[GIVEN INFORMATION]
------------------------------------------------

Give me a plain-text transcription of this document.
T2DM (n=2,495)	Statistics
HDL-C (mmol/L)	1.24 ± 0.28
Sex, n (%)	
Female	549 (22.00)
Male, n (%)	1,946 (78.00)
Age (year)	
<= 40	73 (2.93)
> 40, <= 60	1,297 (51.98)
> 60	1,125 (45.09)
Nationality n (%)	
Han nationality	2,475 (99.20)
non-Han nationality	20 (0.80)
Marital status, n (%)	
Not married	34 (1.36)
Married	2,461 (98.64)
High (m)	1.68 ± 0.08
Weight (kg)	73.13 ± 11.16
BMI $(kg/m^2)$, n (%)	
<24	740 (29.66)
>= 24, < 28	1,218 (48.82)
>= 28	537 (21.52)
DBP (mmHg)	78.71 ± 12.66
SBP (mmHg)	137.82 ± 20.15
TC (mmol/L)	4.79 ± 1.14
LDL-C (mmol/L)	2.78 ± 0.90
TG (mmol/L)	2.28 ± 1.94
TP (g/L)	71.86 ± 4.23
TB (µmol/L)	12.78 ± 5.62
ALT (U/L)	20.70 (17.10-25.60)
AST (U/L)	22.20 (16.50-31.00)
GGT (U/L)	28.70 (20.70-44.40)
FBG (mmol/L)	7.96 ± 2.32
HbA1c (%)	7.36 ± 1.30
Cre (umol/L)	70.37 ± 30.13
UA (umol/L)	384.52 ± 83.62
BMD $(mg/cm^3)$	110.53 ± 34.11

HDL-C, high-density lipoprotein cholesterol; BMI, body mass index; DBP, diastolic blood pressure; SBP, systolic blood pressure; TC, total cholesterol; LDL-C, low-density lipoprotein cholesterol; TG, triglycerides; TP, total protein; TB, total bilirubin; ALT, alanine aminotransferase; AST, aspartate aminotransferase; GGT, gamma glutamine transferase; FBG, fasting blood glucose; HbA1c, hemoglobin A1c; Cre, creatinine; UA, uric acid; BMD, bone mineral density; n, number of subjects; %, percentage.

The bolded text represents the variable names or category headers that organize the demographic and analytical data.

------------------------------------------------

[WORK ORDER] Every line in the data that holds "mmol" should be copied out.

[OUTPUT FOR THIS EXERCISE]
HDL-C (mmol/L)	1.24 ± 0.28
TC (mmol/L)	4.79 ± 1.14
LDL-C (mmol/L)	2.78 ± 0.90
TG (mmol/L)	2.28 ± 1.94
FBG (mmol/L)	7.96 ± 2.32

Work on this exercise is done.